→ Directive
Extract all of the data and reproduce it precisely.

→ Data entries
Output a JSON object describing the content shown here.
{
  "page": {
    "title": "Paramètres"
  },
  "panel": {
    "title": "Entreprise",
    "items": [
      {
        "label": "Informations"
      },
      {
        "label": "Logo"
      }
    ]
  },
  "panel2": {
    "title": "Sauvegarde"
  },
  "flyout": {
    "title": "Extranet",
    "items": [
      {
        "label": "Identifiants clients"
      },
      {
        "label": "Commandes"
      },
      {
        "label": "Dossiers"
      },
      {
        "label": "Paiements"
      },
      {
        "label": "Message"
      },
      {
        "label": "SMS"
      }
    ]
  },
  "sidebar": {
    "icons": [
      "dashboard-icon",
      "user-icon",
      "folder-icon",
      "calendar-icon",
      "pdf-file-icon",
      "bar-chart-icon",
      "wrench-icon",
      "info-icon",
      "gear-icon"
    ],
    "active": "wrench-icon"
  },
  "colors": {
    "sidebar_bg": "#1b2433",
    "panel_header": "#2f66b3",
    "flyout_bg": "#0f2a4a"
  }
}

→ Finished answer
Output a JSON object describing the content shown here.
{
  "page": {
    "title": "Paramètres"
  },
  "panel": {
    "title": "Entreprise",
    "items": [
      {
        "label": "Informations"
      },
      {
        "label": "Logo"
      }
    ]
  },
  "panel2": {
    "title": "Sauvegarde"
  },
  "flyout": {
    "title": "Extranet",
    "items": [
      {
        "label": "Identifiants clients"
      },
      {
        "label": "Commandes"
      },
      {
        "label": "Dossiers"
      },
      {
        "label": "Paiements"
      },
      {
        "label": "Message"
      },
      {
        "label": "SMS"
      }
    ]
  },
  "sidebar": {
    "icons": [
      "dashboard-icon",
      "user-icon",
      "folder-icon",
      "calendar-icon",
      "pdf-file-icon",
      "bar-chart-icon",
      "wrench-icon",
      "info-icon",
      "gear-icon"
    ],
    "active": "wrench-icon"
  },
  "colors": {
    "sidebar_bg": "#1b2433",
    "panel_header": "#2f66b3",
    "flyout_bg": "#0f2a4a"
  }
}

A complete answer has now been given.